**WHAT TO PRODUCE**
Restate the entire listing word for word.

**RECORDS FOR PROCESSING**
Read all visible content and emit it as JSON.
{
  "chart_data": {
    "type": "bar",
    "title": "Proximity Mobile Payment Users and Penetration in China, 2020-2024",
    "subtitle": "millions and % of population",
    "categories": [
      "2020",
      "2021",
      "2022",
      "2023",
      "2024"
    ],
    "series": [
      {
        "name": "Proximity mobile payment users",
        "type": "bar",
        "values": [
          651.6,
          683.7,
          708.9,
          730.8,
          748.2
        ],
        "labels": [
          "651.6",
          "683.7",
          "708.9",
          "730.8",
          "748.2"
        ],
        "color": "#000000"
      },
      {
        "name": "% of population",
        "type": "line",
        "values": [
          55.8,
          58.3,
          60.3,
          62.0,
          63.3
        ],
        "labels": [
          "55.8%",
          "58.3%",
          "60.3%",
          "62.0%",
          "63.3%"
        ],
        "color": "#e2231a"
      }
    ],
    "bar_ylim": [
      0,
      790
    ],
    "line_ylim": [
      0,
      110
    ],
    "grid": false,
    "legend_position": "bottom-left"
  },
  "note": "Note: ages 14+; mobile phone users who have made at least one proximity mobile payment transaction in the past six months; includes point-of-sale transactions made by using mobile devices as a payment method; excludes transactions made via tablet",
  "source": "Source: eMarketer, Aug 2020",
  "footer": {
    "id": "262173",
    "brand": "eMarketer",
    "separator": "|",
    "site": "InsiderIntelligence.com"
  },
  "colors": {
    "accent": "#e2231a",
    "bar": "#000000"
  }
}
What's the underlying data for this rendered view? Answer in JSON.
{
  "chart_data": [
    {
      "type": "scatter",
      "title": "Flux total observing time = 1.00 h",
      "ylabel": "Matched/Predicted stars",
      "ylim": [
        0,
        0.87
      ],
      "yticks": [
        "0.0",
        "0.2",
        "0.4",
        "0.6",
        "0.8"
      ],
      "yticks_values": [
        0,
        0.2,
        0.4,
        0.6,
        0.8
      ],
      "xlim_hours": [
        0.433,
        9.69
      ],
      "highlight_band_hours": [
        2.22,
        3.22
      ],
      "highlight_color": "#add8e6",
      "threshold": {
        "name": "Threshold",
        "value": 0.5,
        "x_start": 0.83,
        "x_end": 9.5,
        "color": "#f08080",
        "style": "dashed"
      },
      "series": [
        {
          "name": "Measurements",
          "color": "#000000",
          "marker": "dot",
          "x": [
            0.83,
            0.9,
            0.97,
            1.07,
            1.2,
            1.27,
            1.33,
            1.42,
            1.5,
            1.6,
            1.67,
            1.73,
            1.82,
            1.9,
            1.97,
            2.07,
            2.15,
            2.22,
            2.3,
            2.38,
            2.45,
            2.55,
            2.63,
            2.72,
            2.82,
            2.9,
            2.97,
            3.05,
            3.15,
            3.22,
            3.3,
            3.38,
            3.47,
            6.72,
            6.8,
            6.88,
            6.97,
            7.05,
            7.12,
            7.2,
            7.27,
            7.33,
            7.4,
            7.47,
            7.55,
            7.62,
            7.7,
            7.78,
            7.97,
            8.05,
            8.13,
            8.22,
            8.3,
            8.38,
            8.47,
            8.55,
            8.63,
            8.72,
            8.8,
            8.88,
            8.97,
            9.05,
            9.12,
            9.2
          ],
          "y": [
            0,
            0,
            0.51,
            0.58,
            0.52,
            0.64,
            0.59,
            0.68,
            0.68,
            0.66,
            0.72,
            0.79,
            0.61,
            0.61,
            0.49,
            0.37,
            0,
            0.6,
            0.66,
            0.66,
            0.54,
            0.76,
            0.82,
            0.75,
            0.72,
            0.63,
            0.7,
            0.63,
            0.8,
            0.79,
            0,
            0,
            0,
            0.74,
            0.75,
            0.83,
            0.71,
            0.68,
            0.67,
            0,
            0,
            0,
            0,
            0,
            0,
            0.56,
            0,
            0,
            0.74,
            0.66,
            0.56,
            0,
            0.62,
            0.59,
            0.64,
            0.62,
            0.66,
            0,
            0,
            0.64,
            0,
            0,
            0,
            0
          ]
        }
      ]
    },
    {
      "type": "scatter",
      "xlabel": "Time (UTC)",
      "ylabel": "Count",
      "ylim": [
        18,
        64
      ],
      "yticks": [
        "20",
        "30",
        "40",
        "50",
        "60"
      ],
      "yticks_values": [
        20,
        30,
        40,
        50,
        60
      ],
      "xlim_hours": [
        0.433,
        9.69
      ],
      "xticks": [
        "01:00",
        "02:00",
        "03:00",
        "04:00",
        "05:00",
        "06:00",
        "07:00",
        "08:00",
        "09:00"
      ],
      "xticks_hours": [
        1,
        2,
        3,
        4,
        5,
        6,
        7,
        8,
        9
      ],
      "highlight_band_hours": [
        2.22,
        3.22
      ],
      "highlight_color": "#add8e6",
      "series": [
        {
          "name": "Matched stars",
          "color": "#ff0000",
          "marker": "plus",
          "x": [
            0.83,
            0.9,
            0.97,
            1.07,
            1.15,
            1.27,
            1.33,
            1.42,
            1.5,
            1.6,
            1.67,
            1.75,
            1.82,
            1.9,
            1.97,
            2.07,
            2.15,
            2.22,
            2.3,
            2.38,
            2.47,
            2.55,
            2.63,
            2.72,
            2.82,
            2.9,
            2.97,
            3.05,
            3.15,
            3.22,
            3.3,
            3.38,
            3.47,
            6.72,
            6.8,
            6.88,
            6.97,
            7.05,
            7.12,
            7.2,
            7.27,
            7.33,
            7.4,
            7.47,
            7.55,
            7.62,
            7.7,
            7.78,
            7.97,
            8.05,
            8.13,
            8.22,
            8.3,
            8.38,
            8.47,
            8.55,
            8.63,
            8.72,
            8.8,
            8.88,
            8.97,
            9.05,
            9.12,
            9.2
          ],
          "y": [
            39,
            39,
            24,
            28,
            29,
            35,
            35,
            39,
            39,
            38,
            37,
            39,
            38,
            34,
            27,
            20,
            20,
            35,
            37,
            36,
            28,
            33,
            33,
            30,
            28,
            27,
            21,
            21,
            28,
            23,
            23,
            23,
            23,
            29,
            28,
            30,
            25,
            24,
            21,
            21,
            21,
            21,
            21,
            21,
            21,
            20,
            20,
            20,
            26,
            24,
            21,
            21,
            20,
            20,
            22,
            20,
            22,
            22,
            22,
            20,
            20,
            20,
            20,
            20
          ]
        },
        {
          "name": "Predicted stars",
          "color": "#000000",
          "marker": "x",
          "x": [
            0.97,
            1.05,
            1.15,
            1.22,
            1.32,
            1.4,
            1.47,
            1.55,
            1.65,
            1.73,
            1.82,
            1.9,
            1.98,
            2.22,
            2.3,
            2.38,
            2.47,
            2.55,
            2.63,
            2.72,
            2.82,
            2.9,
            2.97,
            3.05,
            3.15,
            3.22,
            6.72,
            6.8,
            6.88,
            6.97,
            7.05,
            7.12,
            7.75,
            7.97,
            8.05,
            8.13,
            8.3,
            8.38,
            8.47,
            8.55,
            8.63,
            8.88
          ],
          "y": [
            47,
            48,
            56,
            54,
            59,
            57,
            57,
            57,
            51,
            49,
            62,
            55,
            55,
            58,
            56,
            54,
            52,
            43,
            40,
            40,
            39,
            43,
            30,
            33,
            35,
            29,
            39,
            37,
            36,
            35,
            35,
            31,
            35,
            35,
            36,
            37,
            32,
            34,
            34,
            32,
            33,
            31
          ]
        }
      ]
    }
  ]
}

**EXERCISE RESPONSE**
Read all visible content and emit it as JSON.
{
  "chart_data": {
    "type": "bar",
    "title": "Proximity Mobile Payment Users and Penetration in China, 2020-2024",
    "subtitle": "millions and % of population",
    "categories": [
      "2020",
      "2021",
      "2022",
      "2023",
      "2024"
    ],
    "series": [
      {
        "name": "Proximity mobile payment users",
        "type": "bar",
        "values": [
          651.6,
          683.7,
          708.9,
          730.8,
          748.2
        ],
        "labels": [
          "651.6",
          "683.7",
          "708.9",
          "730.8",
          "748.2"
        ],
        "color": "#000000"
      },
      {
        "name": "% of population",
        "type": "line",
        "values": [
          55.8,
          58.3,
          60.3,
          62.0,
          63.3
        ],
        "labels": [
          "55.8%",
          "58.3%",
          "60.3%",
          "62.0%",
          "63.3%"
        ],
        "color": "#e2231a"
      }
    ],
    "bar_ylim": [
      0,
      790
    ],
    "line_ylim": [
      0,
      110
    ],
    "grid": false,
    "legend_position": "bottom-left"
  },
  "note": "Note: ages 14+; mobile phone users who have made at least one proximity mobile payment transaction in the past six months; includes point-of-sale transactions made by using mobile devices as a payment method; excludes transactions made via tablet",
  "source": "Source: eMarketer, Aug 2020",
  "footer": {
    "id": "262173",
    "brand": "eMarketer",
    "separator": "|",
    "site": "InsiderIntelligence.com"
  },
  "colors": {
    "accent": "#e2231a",
    "bar": "#000000"
  }
}
What's the underlying data for this rendered view? Answer in JSON.
{
  "chart_data": [
    {
      "type": "scatter",
      "title": "Flux total observing time = 1.00 h",
      "ylabel": "Matched/Predicted stars",
      "ylim": [
        0,
        0.87
      ],
      "yticks": [
        "0.0",
        "0.2",
        "0.4",
        "0.6",
        "0.8"
      ],
      "yticks_values": [
        0,
        0.2,
        0.4,
        0.6,
        0.8
      ],
      "xlim_hours": [
        0.433,
        9.69
      ],
      "highlight_band_hours": [
        2.22,
        3.22
      ],
      "highlight_color": "#add8e6",
      "threshold": {
        "name": "Threshold",
        "value": 0.5,
        "x_start": 0.83,
        "x_end": 9.5,
        "color": "#f08080",
        "style": "dashed"
      },
      "series": [
        {
          "name": "Measurements",
          "color": "#000000",
          "marker": "dot",
          "x": [
            0.83,
            0.9,
            0.97,
            1.07,
            1.2,
            1.27,
            1.33,
            1.42,
            1.5,
            1.6,
            1.67,
            1.73,
            1.82,
            1.9,
            1.97,
            2.07,
            2.15,
            2.22,
            2.3,
            2.38,
            2.45,
            2.55,
            2.63,
            2.72,
            2.82,
            2.9,
            2.97,
            3.05,
            3.15,
            3.22,
            3.3,
            3.38,
            3.47,
            6.72,
            6.8,
            6.88,
            6.97,
            7.05,
            7.12,
            7.2,
            7.27,
            7.33,
            7.4,
            7.47,
            7.55,
            7.62,
            7.7,
            7.78,
            7.97,
            8.05,
            8.13,
            8.22,
            8.3,
            8.38,
            8.47,
            8.55,
            8.63,
            8.72,
            8.8,
            8.88,
            8.97,
            9.05,
            9.12,
            9.2
          ],
          "y": [
            0,
            0,
            0.51,
            0.58,
            0.52,
            0.64,
            0.59,
            0.68,
            0.68,
            0.66,
            0.72,
            0.79,
            0.61,
            0.61,
            0.49,
            0.37,
            0,
            0.6,
            0.66,
            0.66,
            0.54,
            0.76,
            0.82,
            0.75,
            0.72,
            0.63,
            0.7,
            0.63,
            0.8,
            0.79,
            0,
            0,
            0,
            0.74,
            0.75,
            0.83,
            0.71,
            0.68,
            0.67,
            0,
            0,
            0,
            0,
            0,
            0,
            0.56,
            0,
            0,
            0.74,
            0.66,
            0.56,
            0,
            0.62,
            0.59,
            0.64,
            0.62,
            0.66,
            0,
            0,
            0.64,
            0,
            0,
            0,
            0
          ]
        }
      ]
    },
    {
      "type": "scatter",
      "xlabel": "Time (UTC)",
      "ylabel": "Count",
      "ylim": [
        18,
        64
      ],
      "yticks": [
        "20",
        "30",
        "40",
        "50",
        "60"
      ],
      "yticks_values": [
        20,
        30,
        40,
        50,
        60
      ],
      "xlim_hours": [
        0.433,
        9.69
      ],
      "xticks": [
        "01:00",
        "02:00",
        "03:00",
        "04:00",
        "05:00",
        "06:00",
        "07:00",
        "08:00",
        "09:00"
      ],
      "xticks_hours": [
        1,
        2,
        3,
        4,
        5,
        6,
        7,
        8,
        9
      ],
      "highlight_band_hours": [
        2.22,
        3.22
      ],
      "highlight_color": "#add8e6",
      "series": [
        {
          "name": "Matched stars",
          "color": "#ff0000",
          "marker": "plus",
          "x": [
            0.83,
            0.9,
            0.97,
            1.07,
            1.15,
            1.27,
            1.33,
            1.42,
            1.5,
            1.6,
            1.67,
            1.75,
            1.82,
            1.9,
            1.97,
            2.07,
            2.15,
            2.22,
            2.3,
            2.38,
            2.47,
            2.55,
            2.63,
            2.72,
            2.82,
            2.9,
            2.97,
            3.05,
            3.15,
            3.22,
            3.3,
            3.38,
            3.47,
            6.72,
            6.8,
            6.88,
            6.97,
            7.05,
            7.12,
            7.2,
            7.27,
            7.33,
            7.4,
            7.47,
            7.55,
            7.62,
            7.7,
            7.78,
            7.97,
            8.05,
            8.13,
            8.22,
            8.3,
            8.38,
            8.47,
            8.55,
            8.63,
            8.72,
            8.8,
            8.88,
            8.97,
            9.05,
            9.12,
            9.2
          ],
          "y": [
            39,
            39,
            24,
            28,
            29,
            35,
            35,
            39,
            39,
            38,
            37,
            39,
            38,
            34,
            27,
            20,
            20,
            35,
            37,
            36,
            28,
            33,
            33,
            30,
            28,
            27,
            21,
            21,
            28,
            23,
            23,
            23,
            23,
            29,
            28,
            30,
            25,
            24,
            21,
            21,
            21,
            21,
            21,
            21,
            21,
            20,
            20,
            20,
            26,
            24,
            21,
            21,
            20,
            20,
            22,
            20,
            22,
            22,
            22,
            20,
            20,
            20,
            20,
            20
          ]
        },
        {
          "name": "Predicted stars",
          "color": "#000000",
          "marker": "x",
          "x": [
            0.97,
            1.05,
            1.15,
            1.22,
            1.32,
            1.4,
            1.47,
            1.55,
            1.65,
            1.73,
            1.82,
            1.9,
            1.98,
            2.22,
            2.3,
            2.38,
            2.47,
            2.55,
            2.63,
            2.72,
            2.82,
            2.9,
            2.97,
            3.05,
            3.15,
            3.22,
            6.72,
            6.8,
            6.88,
            6.97,
            7.05,
            7.12,
            7.75,
            7.97,
            8.05,
            8.13,
            8.3,
            8.38,
            8.47,
            8.55,
            8.63,
            8.88
          ],
          "y": [
            47,
            48,
            56,
            54,
            59,
            57,
            57,
            57,
            51,
            49,
            62,
            55,
            55,
            58,
            56,
            54,
            52,
            43,
            40,
            40,
            39,
            43,
            30,
            33,
            35,
            29,
            39,
            37,
            36,
            35,
            35,
            31,
            35,
            35,
            36,
            37,
            32,
            34,
            34,
            32,
            33,
            31
          ]
        }
      ]
    }
  ]
}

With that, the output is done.